- **WORK TO DO**
Go over the entries below line by line, copying each one that contains the word "this".

- **Records**
[start]

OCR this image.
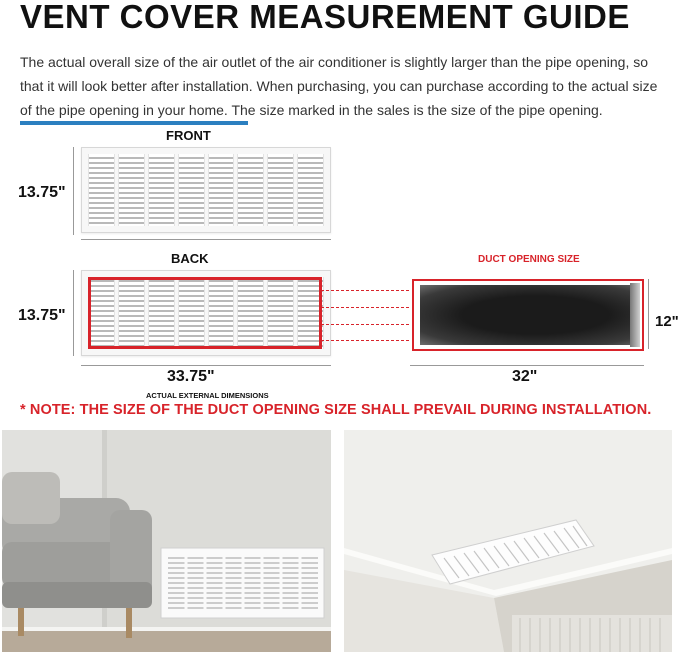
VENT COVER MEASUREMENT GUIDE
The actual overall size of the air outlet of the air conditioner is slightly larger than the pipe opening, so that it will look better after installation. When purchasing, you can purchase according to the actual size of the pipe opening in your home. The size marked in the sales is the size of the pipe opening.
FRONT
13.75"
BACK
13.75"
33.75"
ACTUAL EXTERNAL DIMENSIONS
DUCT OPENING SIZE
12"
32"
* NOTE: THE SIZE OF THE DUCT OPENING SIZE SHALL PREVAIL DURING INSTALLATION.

[end]
[start]

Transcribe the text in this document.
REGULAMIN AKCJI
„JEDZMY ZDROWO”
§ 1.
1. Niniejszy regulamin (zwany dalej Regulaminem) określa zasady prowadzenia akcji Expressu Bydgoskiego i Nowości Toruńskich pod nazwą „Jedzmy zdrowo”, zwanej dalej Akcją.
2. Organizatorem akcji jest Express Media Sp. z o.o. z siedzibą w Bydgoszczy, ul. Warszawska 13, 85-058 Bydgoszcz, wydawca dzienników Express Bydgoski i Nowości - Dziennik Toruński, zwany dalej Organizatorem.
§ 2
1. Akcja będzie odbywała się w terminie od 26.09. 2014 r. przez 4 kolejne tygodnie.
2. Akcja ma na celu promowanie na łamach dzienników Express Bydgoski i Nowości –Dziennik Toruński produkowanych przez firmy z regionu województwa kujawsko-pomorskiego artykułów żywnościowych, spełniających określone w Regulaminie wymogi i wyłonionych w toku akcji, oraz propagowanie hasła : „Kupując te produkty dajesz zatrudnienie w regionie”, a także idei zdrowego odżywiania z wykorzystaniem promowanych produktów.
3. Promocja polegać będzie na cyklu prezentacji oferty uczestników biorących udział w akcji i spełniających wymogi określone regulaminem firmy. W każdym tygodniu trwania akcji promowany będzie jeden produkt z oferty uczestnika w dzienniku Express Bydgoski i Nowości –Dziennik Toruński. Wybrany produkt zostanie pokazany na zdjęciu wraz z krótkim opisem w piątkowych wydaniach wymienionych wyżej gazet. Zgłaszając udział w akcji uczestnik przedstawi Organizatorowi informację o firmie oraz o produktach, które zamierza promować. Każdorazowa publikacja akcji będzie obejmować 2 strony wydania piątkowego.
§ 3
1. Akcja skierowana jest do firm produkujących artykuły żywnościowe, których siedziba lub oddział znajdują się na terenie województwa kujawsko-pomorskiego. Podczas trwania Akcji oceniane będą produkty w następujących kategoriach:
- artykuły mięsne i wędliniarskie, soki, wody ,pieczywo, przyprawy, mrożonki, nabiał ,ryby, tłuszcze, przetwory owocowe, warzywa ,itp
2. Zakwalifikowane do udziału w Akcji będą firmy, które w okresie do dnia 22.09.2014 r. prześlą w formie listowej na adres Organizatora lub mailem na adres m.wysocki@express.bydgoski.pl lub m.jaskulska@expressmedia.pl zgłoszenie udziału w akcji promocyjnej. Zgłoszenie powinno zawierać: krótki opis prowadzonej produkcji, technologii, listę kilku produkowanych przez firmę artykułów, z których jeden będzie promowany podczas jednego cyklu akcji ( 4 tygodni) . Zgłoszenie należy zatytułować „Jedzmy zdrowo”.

[end]

- **WRITTEN ANSWER**
OCR this image.
Transcribe the text in this document.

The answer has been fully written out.